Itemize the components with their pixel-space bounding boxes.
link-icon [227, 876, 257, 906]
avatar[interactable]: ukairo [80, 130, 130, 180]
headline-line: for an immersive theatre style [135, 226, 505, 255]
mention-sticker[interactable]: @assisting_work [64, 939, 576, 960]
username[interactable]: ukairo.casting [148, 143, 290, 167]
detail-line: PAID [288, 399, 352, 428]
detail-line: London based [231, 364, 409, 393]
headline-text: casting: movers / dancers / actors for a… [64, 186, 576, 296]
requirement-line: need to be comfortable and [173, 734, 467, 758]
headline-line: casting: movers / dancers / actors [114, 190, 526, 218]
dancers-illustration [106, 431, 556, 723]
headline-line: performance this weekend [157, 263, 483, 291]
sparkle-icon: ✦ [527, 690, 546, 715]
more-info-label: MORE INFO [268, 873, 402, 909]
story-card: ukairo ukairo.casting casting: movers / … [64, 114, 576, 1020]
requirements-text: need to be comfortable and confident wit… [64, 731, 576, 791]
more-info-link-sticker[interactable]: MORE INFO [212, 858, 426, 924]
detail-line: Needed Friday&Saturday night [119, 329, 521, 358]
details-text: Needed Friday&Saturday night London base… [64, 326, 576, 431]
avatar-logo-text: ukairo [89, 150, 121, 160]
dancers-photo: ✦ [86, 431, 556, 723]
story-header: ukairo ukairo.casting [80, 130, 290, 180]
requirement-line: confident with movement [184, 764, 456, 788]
────────────────────────────────────────
**Set problem:** Retype the lines exactly, beginning with the first line and continuing through the line containing "headline-text: casting: movers".

**Exercise output:**
Itemize the components with their pixel-space bounding boxes.
link-icon [227, 876, 257, 906]
avatar[interactable]: ukairo [80, 130, 130, 180]
headline-line: for an immersive theatre style [135, 226, 505, 255]
mention-sticker[interactable]: @assisting_work [64, 939, 576, 960]
username[interactable]: ukairo.casting [148, 143, 290, 167]
detail-line: PAID [288, 399, 352, 428]
detail-line: London based [231, 364, 409, 393]
headline-text: casting: movers / dancers / actors for a… [64, 186, 576, 296]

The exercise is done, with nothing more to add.